### What you have to do
Return all the data below as it stands, minus the pictures.

### Saved entries
★ ★ ★ ★

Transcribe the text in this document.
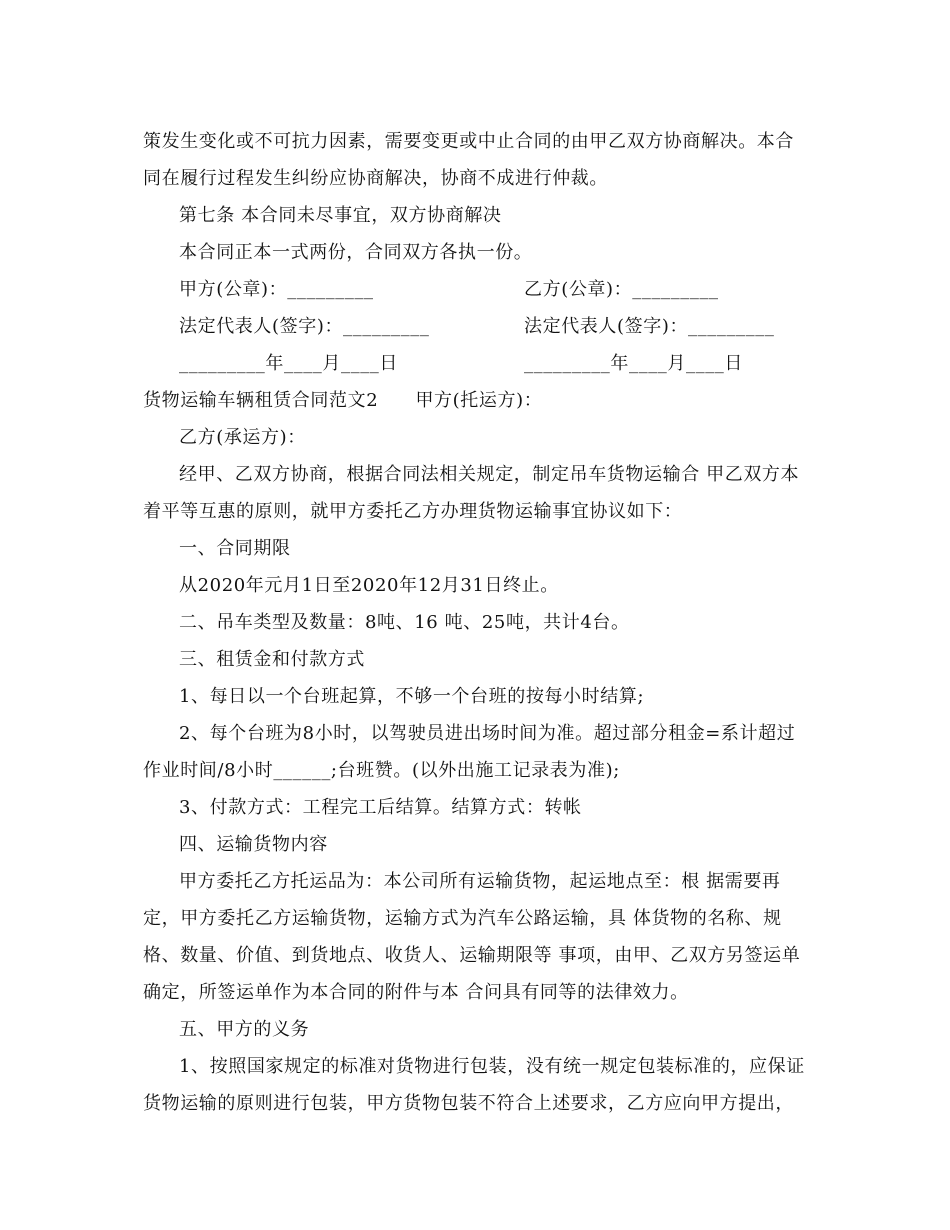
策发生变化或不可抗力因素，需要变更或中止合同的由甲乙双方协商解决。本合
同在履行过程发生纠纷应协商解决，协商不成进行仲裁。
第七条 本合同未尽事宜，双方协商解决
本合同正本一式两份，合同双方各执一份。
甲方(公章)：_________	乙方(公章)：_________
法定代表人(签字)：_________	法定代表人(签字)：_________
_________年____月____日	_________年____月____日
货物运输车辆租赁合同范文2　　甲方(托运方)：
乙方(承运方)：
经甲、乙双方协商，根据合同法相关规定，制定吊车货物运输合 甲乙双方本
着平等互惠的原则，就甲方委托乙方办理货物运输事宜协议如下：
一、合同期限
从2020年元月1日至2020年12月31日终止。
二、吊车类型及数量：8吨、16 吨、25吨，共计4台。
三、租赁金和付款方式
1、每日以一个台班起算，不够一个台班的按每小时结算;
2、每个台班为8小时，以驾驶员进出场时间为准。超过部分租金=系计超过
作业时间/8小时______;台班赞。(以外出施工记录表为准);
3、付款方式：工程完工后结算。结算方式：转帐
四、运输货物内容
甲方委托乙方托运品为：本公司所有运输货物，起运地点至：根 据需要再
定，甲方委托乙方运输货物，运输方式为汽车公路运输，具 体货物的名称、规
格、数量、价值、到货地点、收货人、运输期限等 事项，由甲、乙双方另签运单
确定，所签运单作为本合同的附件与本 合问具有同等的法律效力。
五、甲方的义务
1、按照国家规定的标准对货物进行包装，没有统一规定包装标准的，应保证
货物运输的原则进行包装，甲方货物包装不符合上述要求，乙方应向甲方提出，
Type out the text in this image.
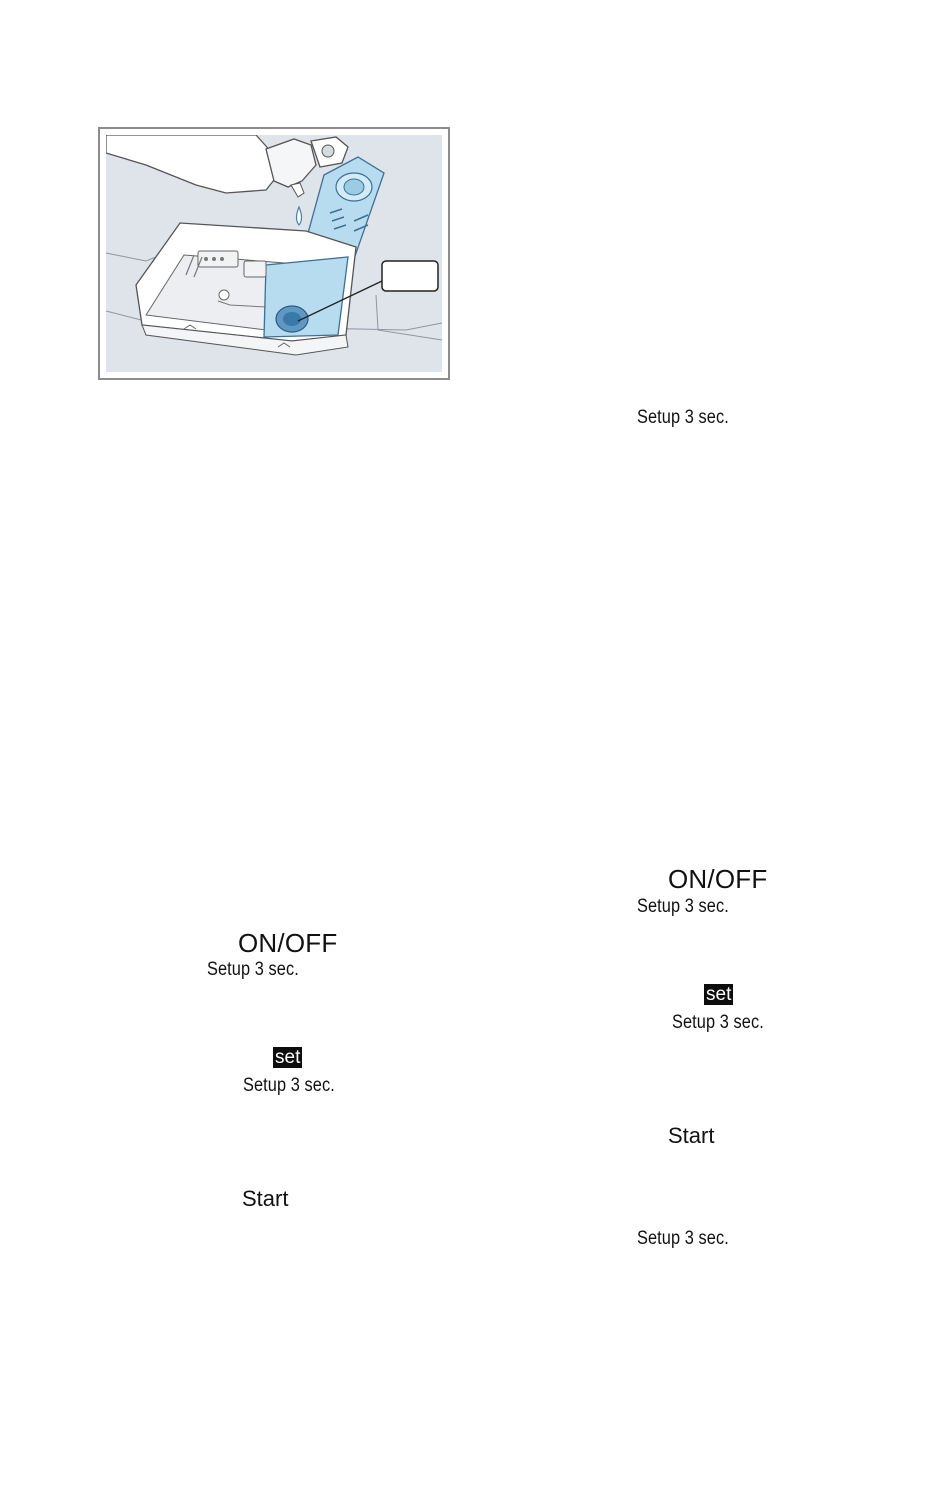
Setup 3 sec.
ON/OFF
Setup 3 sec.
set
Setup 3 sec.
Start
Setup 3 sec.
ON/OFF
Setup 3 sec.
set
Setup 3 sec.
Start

★ ★ ★ ★

### Reply to the exercise
Transcribe the text in this document.
策发生变化或不可抗力因素，需要变更或中止合同的由甲乙双方协商解决。本合
同在履行过程发生纠纷应协商解决，协商不成进行仲裁。
第七条 本合同未尽事宜，双方协商解决
本合同正本一式两份，合同双方各执一份。
甲方(公章)：_________	乙方(公章)：_________
法定代表人(签字)：_________	法定代表人(签字)：_________
_________年____月____日	_________年____月____日
货物运输车辆租赁合同范文2　　甲方(托运方)：
乙方(承运方)：
经甲、乙双方协商，根据合同法相关规定，制定吊车货物运输合 甲乙双方本
着平等互惠的原则，就甲方委托乙方办理货物运输事宜协议如下：
一、合同期限
从2020年元月1日至2020年12月31日终止。
二、吊车类型及数量：8吨、16 吨、25吨，共计4台。
三、租赁金和付款方式
1、每日以一个台班起算，不够一个台班的按每小时结算;
2、每个台班为8小时，以驾驶员进出场时间为准。超过部分租金=系计超过
作业时间/8小时______;台班赞。(以外出施工记录表为准);
3、付款方式：工程完工后结算。结算方式：转帐
四、运输货物内容
甲方委托乙方托运品为：本公司所有运输货物，起运地点至：根 据需要再
定，甲方委托乙方运输货物，运输方式为汽车公路运输，具 体货物的名称、规
格、数量、价值、到货地点、收货人、运输期限等 事项，由甲、乙双方另签运单
确定，所签运单作为本合同的附件与本 合问具有同等的法律效力。
五、甲方的义务
1、按照国家规定的标准对货物进行包装，没有统一规定包装标准的，应保证
货物运输的原则进行包装，甲方货物包装不符合上述要求，乙方应向甲方提出，
Type out the text in this image.
Setup 3 sec.
ON/OFF
Setup 3 sec.
set
Setup 3 sec.
Start
Setup 3 sec.
ON/OFF
Setup 3 sec.
set
Setup 3 sec.
Start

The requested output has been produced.